— BEGIN The data —

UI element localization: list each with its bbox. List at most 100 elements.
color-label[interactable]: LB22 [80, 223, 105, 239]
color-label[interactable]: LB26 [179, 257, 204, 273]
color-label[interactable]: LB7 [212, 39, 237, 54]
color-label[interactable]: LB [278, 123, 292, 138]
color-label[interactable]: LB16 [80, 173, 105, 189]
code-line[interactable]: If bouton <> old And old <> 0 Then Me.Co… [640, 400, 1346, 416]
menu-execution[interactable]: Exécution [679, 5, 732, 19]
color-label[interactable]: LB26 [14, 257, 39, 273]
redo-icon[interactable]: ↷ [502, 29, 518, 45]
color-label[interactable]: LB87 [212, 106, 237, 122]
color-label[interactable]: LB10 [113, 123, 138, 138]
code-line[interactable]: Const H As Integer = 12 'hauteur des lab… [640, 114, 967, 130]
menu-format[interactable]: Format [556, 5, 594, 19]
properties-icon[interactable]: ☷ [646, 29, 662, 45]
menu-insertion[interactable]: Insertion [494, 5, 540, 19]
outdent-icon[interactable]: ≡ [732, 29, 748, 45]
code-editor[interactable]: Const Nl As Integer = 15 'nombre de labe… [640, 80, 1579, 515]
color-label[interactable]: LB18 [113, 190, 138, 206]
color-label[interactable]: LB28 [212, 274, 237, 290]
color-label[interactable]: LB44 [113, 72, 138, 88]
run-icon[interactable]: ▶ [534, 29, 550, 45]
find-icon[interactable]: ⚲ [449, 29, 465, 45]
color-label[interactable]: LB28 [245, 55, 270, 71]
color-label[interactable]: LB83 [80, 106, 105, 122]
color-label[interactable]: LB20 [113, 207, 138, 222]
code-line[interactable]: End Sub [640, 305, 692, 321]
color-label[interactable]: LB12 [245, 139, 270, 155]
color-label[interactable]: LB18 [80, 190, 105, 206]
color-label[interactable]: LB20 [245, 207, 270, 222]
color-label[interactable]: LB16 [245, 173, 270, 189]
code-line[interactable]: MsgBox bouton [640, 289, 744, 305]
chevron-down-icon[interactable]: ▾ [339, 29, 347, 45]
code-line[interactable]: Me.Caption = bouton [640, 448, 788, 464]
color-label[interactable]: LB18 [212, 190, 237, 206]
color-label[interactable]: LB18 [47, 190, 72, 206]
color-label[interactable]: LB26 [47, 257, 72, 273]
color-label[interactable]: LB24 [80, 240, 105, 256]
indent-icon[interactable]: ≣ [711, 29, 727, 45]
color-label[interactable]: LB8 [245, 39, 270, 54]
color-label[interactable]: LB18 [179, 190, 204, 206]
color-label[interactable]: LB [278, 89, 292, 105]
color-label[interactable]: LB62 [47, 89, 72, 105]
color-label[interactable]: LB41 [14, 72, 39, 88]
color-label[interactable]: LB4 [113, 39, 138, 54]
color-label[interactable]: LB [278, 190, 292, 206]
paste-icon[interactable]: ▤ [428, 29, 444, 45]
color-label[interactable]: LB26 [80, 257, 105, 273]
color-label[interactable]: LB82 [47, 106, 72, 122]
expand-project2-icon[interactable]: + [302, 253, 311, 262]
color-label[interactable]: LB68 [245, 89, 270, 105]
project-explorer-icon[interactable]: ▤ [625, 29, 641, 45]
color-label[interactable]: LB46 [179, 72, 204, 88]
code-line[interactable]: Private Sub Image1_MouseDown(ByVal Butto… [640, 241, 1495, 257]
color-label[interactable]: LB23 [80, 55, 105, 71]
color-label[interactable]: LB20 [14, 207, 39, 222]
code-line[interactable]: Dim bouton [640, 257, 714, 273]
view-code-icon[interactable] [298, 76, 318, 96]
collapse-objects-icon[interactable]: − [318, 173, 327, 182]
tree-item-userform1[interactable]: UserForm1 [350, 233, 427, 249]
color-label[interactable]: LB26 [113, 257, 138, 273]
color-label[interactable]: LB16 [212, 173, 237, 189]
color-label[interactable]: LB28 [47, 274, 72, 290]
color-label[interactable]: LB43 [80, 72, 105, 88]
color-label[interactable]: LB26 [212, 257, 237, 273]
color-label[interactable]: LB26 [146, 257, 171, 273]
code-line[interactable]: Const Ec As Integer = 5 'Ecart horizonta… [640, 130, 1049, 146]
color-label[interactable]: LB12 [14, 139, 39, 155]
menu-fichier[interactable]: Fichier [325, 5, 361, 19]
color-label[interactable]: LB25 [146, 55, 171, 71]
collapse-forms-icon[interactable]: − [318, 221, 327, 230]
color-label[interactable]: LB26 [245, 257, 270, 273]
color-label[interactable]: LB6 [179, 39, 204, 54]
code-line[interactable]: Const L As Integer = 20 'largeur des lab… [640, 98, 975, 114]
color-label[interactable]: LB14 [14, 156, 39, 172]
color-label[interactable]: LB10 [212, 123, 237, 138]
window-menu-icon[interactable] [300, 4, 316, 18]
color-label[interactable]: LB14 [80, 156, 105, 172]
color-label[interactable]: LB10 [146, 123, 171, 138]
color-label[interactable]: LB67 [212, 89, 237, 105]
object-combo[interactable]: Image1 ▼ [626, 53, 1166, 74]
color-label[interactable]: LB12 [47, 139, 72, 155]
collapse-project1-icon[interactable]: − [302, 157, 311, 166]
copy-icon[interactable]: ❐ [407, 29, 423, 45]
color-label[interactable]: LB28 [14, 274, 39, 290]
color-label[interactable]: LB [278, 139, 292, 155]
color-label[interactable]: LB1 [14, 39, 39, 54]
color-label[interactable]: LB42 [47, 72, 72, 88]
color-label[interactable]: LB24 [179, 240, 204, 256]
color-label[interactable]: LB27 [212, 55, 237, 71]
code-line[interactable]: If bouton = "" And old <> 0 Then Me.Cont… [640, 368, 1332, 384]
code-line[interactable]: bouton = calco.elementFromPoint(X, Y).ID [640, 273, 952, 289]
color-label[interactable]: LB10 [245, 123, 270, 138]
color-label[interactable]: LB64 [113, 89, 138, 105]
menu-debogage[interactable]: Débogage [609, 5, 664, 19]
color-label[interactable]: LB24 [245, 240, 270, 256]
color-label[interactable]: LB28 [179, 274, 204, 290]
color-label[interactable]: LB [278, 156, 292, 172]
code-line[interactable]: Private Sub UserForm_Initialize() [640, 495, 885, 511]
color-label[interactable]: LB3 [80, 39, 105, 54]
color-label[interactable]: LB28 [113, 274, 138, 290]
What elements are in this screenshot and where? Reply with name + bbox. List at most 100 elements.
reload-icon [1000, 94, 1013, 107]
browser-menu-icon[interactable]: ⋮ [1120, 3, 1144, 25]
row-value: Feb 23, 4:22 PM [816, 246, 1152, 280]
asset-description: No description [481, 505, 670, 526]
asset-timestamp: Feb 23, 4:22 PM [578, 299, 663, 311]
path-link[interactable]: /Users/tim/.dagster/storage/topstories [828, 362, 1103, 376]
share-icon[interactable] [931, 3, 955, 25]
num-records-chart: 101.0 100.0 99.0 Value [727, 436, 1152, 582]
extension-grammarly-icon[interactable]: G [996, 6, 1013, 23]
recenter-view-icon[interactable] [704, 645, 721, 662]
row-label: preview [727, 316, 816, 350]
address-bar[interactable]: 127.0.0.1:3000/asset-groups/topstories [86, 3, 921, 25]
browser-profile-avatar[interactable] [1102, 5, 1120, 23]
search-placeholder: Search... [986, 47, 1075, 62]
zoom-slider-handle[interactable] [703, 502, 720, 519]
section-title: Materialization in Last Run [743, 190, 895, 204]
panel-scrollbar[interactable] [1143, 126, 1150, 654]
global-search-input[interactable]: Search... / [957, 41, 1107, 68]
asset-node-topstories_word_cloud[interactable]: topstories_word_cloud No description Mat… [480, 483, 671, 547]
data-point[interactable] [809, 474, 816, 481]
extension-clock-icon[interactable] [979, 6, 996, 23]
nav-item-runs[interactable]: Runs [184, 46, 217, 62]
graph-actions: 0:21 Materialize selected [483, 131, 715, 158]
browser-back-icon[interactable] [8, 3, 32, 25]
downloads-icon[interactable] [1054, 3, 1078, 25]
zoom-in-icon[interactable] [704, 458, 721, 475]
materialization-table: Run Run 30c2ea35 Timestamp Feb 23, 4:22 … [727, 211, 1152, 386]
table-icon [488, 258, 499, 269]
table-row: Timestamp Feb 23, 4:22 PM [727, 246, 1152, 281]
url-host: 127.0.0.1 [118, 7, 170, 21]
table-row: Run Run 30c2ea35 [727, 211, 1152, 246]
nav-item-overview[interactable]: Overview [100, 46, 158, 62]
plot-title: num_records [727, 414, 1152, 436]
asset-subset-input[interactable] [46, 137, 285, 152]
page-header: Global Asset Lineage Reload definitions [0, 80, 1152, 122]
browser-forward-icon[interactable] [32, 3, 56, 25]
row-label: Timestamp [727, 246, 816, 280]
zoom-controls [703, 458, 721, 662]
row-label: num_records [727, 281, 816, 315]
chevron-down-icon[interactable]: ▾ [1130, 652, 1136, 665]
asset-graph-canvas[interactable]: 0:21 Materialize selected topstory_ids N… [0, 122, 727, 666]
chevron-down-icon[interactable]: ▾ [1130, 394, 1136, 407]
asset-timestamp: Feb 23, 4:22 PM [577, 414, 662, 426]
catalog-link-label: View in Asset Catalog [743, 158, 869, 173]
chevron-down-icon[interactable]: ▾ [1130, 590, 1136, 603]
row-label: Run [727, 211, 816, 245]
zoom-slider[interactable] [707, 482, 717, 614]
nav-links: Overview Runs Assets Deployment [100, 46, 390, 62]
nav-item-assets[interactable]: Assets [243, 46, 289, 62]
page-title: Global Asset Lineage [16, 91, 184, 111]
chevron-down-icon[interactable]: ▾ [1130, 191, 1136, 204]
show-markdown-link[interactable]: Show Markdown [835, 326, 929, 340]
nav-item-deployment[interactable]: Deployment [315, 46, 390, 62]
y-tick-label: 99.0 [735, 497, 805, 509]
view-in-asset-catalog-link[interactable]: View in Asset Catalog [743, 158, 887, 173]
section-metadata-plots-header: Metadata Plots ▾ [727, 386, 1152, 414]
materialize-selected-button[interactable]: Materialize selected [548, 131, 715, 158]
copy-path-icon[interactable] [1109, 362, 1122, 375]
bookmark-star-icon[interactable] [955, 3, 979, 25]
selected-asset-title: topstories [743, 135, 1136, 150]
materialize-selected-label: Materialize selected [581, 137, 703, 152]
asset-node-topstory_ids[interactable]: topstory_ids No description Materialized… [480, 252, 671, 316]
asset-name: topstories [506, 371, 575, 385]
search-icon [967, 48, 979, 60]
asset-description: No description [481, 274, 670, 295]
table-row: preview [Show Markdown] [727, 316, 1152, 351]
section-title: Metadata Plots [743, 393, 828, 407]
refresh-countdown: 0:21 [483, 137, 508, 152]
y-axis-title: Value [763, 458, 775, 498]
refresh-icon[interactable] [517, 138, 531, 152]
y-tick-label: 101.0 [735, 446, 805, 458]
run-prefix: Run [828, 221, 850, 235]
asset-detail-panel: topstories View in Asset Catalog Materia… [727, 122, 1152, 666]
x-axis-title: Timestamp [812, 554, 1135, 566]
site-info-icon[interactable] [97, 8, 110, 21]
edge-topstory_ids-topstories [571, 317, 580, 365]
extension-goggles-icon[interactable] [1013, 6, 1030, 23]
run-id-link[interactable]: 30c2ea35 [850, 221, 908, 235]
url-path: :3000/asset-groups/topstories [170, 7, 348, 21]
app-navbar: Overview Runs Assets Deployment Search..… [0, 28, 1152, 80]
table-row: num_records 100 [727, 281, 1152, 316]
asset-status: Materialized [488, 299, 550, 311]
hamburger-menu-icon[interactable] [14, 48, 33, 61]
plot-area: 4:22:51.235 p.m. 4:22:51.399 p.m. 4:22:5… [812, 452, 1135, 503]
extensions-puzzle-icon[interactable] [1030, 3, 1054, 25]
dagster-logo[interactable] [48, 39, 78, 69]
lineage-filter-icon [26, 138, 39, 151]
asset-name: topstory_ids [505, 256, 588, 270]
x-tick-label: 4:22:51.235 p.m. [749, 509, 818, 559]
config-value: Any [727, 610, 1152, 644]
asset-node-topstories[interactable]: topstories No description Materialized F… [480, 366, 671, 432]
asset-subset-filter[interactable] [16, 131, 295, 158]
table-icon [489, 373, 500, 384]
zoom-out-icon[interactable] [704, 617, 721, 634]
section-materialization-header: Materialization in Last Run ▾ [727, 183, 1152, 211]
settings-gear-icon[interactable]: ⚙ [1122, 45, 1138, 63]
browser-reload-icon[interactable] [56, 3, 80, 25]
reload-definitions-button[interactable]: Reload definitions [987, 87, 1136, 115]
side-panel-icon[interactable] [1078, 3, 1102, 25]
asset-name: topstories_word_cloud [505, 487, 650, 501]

— END The data —

Please copy out the records starting at the first line and ending with the line that contains "color-label[interactable]: LB16 [245, 173, 270, 189]", including both.

UI element localization: list each with its bbox. List at most 100 elements.
color-label[interactable]: LB22 [80, 223, 105, 239]
color-label[interactable]: LB26 [179, 257, 204, 273]
color-label[interactable]: LB7 [212, 39, 237, 54]
color-label[interactable]: LB [278, 123, 292, 138]
color-label[interactable]: LB16 [80, 173, 105, 189]
code-line[interactable]: If bouton <> old And old <> 0 Then Me.Co… [640, 400, 1346, 416]
menu-execution[interactable]: Exécution [679, 5, 732, 19]
color-label[interactable]: LB26 [14, 257, 39, 273]
redo-icon[interactable]: ↷ [502, 29, 518, 45]
color-label[interactable]: LB87 [212, 106, 237, 122]
color-label[interactable]: LB10 [113, 123, 138, 138]
code-line[interactable]: Const H As Integer = 12 'hauteur des lab… [640, 114, 967, 130]
menu-format[interactable]: Format [556, 5, 594, 19]
properties-icon[interactable]: ☷ [646, 29, 662, 45]
menu-insertion[interactable]: Insertion [494, 5, 540, 19]
outdent-icon[interactable]: ≡ [732, 29, 748, 45]
code-editor[interactable]: Const Nl As Integer = 15 'nombre de labe… [640, 80, 1579, 515]
color-label[interactable]: LB18 [113, 190, 138, 206]
color-label[interactable]: LB28 [212, 274, 237, 290]
color-label[interactable]: LB44 [113, 72, 138, 88]
run-icon[interactable]: ▶ [534, 29, 550, 45]
find-icon[interactable]: ⚲ [449, 29, 465, 45]
color-label[interactable]: LB28 [245, 55, 270, 71]
color-label[interactable]: LB83 [80, 106, 105, 122]
color-label[interactable]: LB20 [113, 207, 138, 222]
code-line[interactable]: End Sub [640, 305, 692, 321]
color-label[interactable]: LB12 [245, 139, 270, 155]
color-label[interactable]: LB18 [80, 190, 105, 206]
color-label[interactable]: LB20 [245, 207, 270, 222]
color-label[interactable]: LB16 [245, 173, 270, 189]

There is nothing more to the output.